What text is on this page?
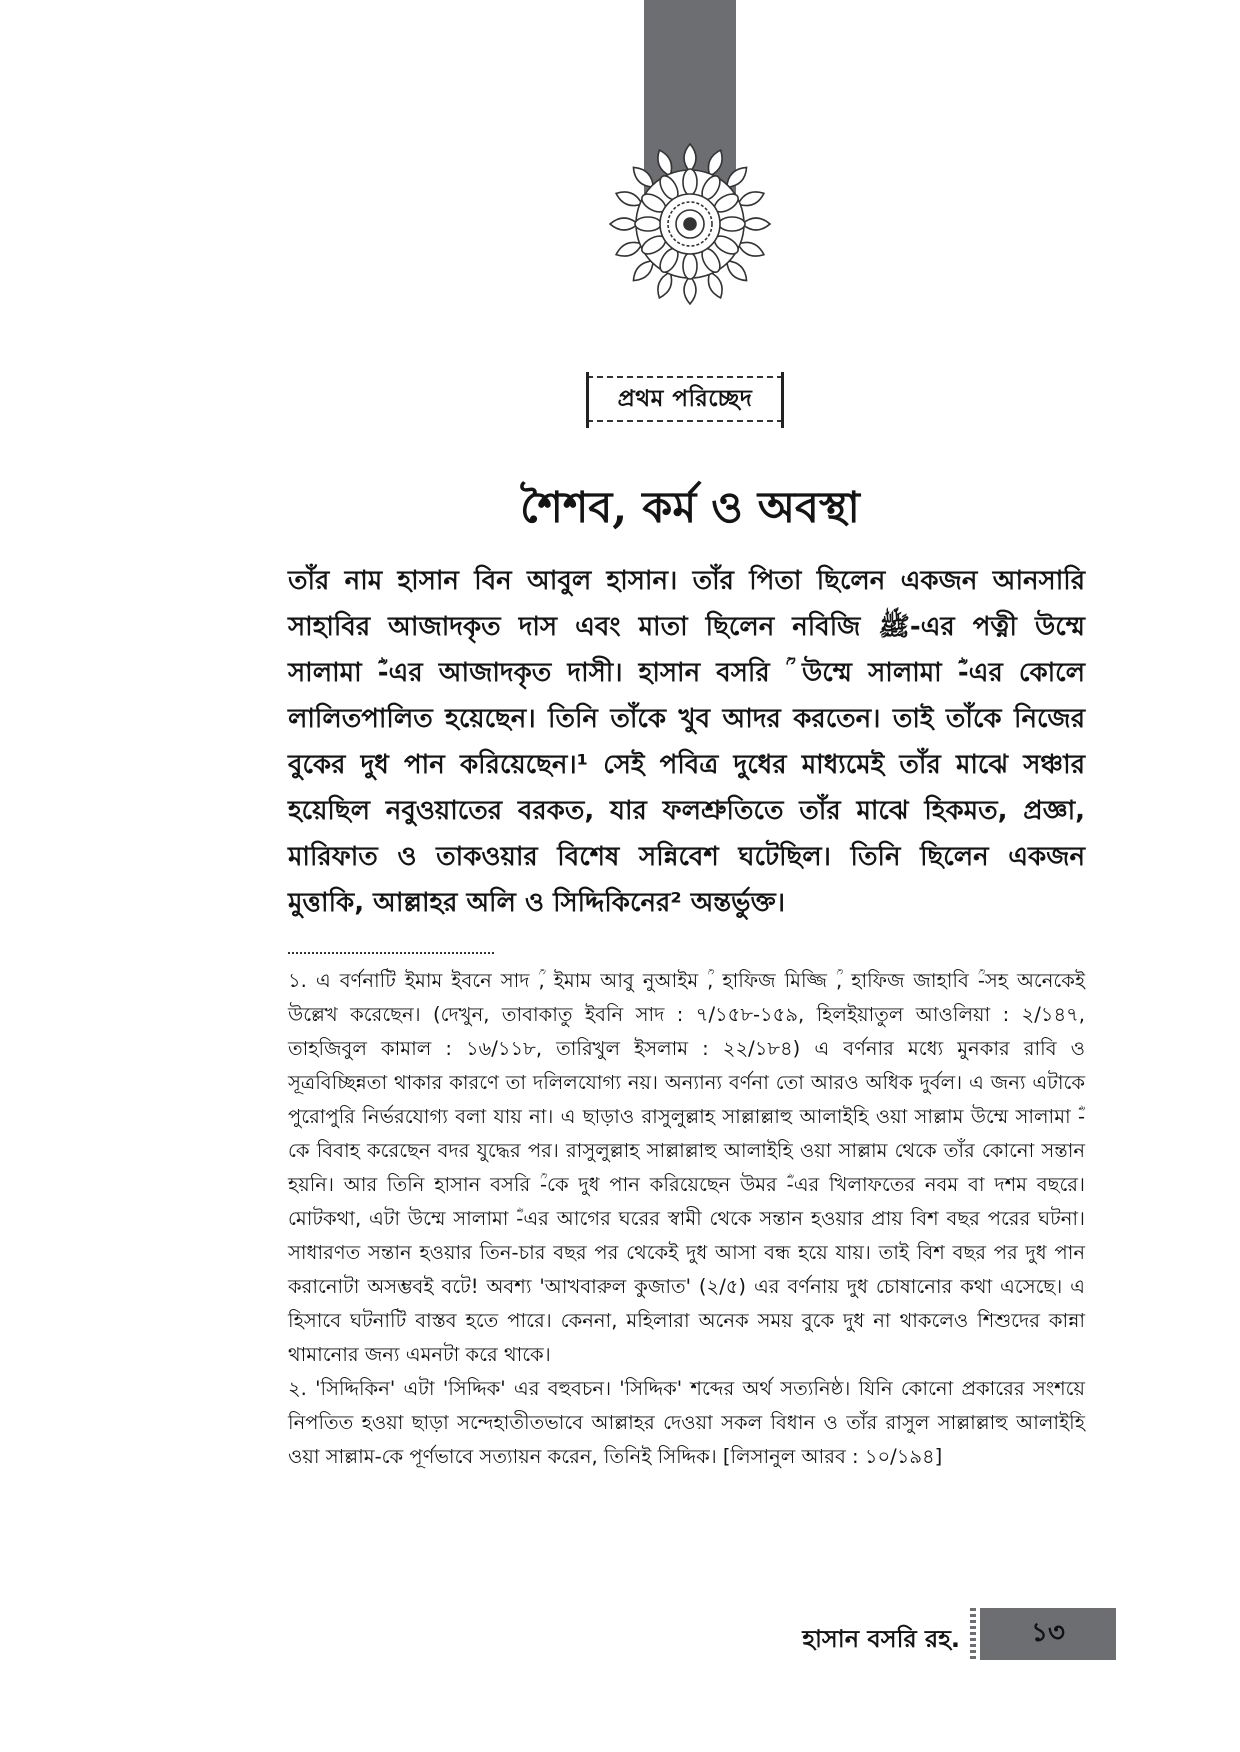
প্রথম পরিচ্ছেদ
শৈশব, কর্ম ও অবস্থা
তাঁর নাম হাসান বিন আবুল হাসান। তাঁর পিতা ছিলেন একজন আনসারি সাহাবির আজাদকৃত দাস এবং মাতা ছিলেন নবিজি ﷺ-এর পত্নী উম্মে সালামা ؓ-এর আজাদকৃত দাসী। হাসান বসরি ؒ উম্মে সালামা ؓ-এর কোলে লালিতপালিত হয়েছেন। তিনি তাঁকে খুব আদর করতেন। তাই তাঁকে নিজের বুকের দুধ পান করিয়েছেন।¹ সেই পবিত্র দুধের মাধ্যমেই তাঁর মাঝে সঞ্চার হয়েছিল নবুওয়াতের বরকত, যার ফলশ্রুতিতে তাঁর মাঝে হিকমত, প্রজ্ঞা, মারিফাত ও তাকওয়ার বিশেষ সন্নিবেশ ঘটেছিল। তিনি ছিলেন একজন মুত্তাকি, আল্লাহর অলি ও সিদ্দিকিনের² অন্তর্ভুক্ত।

১. এ বর্ণনাটি ইমাম ইবনে সাদ ؒ, ইমাম আবু নুআইম ؒ, হাফিজ মিজ্জি ؒ, হাফিজ জাহাবি ؒ-সহ অনেকেই উল্লেখ করেছেন। (দেখুন, তাবাকাতু ইবনি সাদ : ৭/১৫৮-১৫৯, হিলইয়াতুল আওলিয়া : ২/১৪৭, তাহজিবুল কামাল : ১৬/১১৮, তারিখুল ইসলাম : ২২/১৮৪) এ বর্ণনার মধ্যে মুনকার রাবি ও সূত্রবিচ্ছিন্নতা থাকার কারণে তা দলিলযোগ্য নয়। অন্যান্য বর্ণনা তো আরও অধিক দুর্বল। এ জন্য এটাকে পুরোপুরি নির্ভরযোগ্য বলা যায় না। এ ছাড়াও রাসুলুল্লাহ সাল্লাল্লাহু আলাইহি ওয়া সাল্লাম উম্মে সালামা ؓ-কে বিবাহ করেছেন বদর যুদ্ধের পর। রাসুলুল্লাহ সাল্লাল্লাহু আলাইহি ওয়া সাল্লাম থেকে তাঁর কোনো সন্তান হয়নি। আর তিনি হাসান বসরি ؒ-কে দুধ পান করিয়েছেন উমর ؓ-এর খিলাফতের নবম বা দশম বছরে। মোটকথা, এটা উম্মে সালামা ؓ-এর আগের ঘরের স্বামী থেকে সন্তান হওয়ার প্রায় বিশ বছর পরের ঘটনা। সাধারণত সন্তান হওয়ার তিন-চার বছর পর থেকেই দুধ আসা বন্ধ হয়ে যায়। তাই বিশ বছর পর দুধ পান করানোটা অসম্ভবই বটে! অবশ্য 'আখবারুল কুজাত' (২/৫) এর বর্ণনায় দুধ চোষানোর কথা এসেছে। এ হিসাবে ঘটনাটি বাস্তব হতে পারে। কেননা, মহিলারা অনেক সময় বুকে দুধ না থাকলেও শিশুদের কান্না থামানোর জন্য এমনটা করে থাকে।

২. 'সিদ্দিকিন' এটা 'সিদ্দিক' এর বহুবচন। 'সিদ্দিক' শব্দের অর্থ সত্যনিষ্ঠ। যিনি কোনো প্রকারের সংশয়ে নিপতিত হওয়া ছাড়া সন্দেহাতীতভাবে আল্লাহর দেওয়া সকল বিধান ও তাঁর রাসুল সাল্লাল্লাহু আলাইহি ওয়া সাল্লাম-কে পূর্ণভাবে সত্যায়ন করেন, তিনিই সিদ্দিক। [লিসানুল আরব : ১০/১৯৪]

হাসান বসরি রহ.	১৩
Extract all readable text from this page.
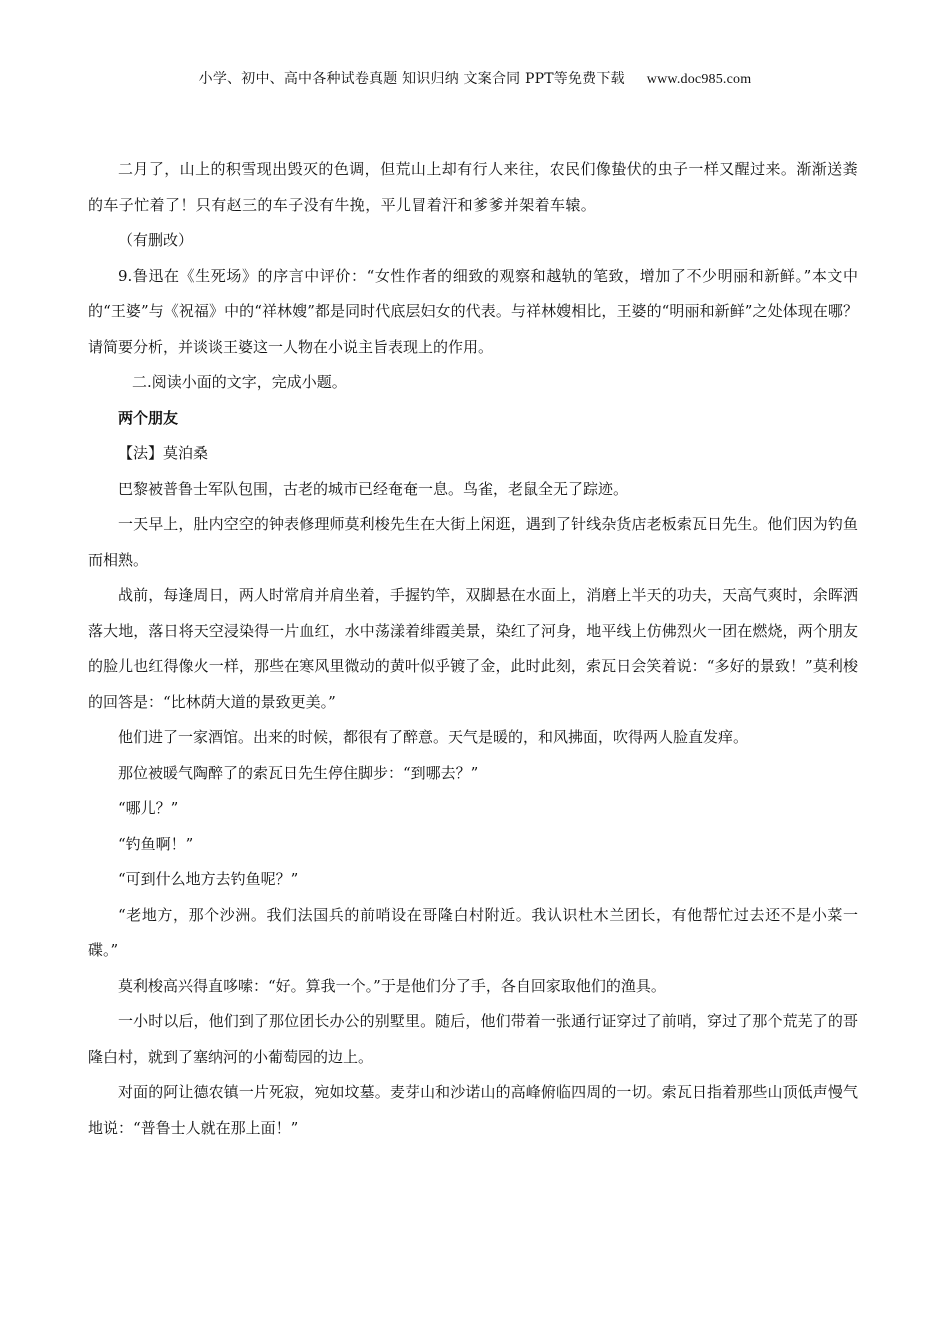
小学、初中、高中各种试卷真题 知识归纳 文案合同 PPT等免费下载 www.doc985.com

二月了，山上的积雪现出毁灭的色调，但荒山上却有行人来往，农民们像蛰伏的虫子一样又醒过来。渐渐送粪的车子忙着了！只有赵三的车子没有牛挽，平儿冒着汗和爹爹并架着车辕。

（有删改）

9.鲁迅在《生死场》的序言中评价：“女性作者的细致的观察和越轨的笔致，增加了不少明丽和新鲜。”本文中的“王婆”与《祝福》中的“祥林嫂”都是同时代底层妇女的代表。与祥林嫂相比，王婆的“明丽和新鲜”之处体现在哪？请简要分析，并谈谈王婆这一人物在小说主旨表现上的作用。

二.阅读小面的文字，完成小题。

两个朋友

【法】莫泊桑

巴黎被普鲁士军队包围，古老的城市已经奄奄一息。鸟雀，老鼠全无了踪迹。

一天早上，肚内空空的钟表修理师莫利梭先生在大街上闲逛，遇到了针线杂货店老板索瓦日先生。他们因为钓鱼而相熟。

战前，每逢周日，两人时常肩并肩坐着，手握钓竿，双脚悬在水面上，消磨上半天的功夫，天高气爽时，余晖洒落大地，落日将天空浸染得一片血红，水中荡漾着绯霞美景，染红了河身，地平线上仿佛烈火一团在燃烧，两个朋友的脸儿也红得像火一样，那些在寒风里微动的黄叶似乎镀了金，此时此刻，索瓦日会笑着说：“多好的景致！”莫利梭的回答是：“比林荫大道的景致更美。”

他们进了一家酒馆。出来的时候，都很有了醉意。天气是暖的，和风拂面，吹得两人脸直发痒。

那位被暖气陶醉了的索瓦日先生停住脚步：“到哪去？”

“哪儿？”

“钓鱼啊！”

“可到什么地方去钓鱼呢？”

“老地方，那个沙洲。我们法国兵的前哨设在哥隆白村附近。我认识杜木兰团长，有他帮忙过去还不是小菜一碟。”

莫利梭高兴得直哆嗦：“好。算我一个。”于是他们分了手，各自回家取他们的渔具。

一小时以后，他们到了那位团长办公的别墅里。随后，他们带着一张通行证穿过了前哨，穿过了那个荒芜了的哥隆白村，就到了塞纳河的小葡萄园的边上。

对面的阿让德农镇一片死寂，宛如坟墓。麦芽山和沙诺山的高峰俯临四周的一切。索瓦日指着那些山顶低声慢气地说：“普鲁士人就在那上面！”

GOAL
Determine how many lines in the data above contain the string "text". Give nothing except the number.

THE RESULT
2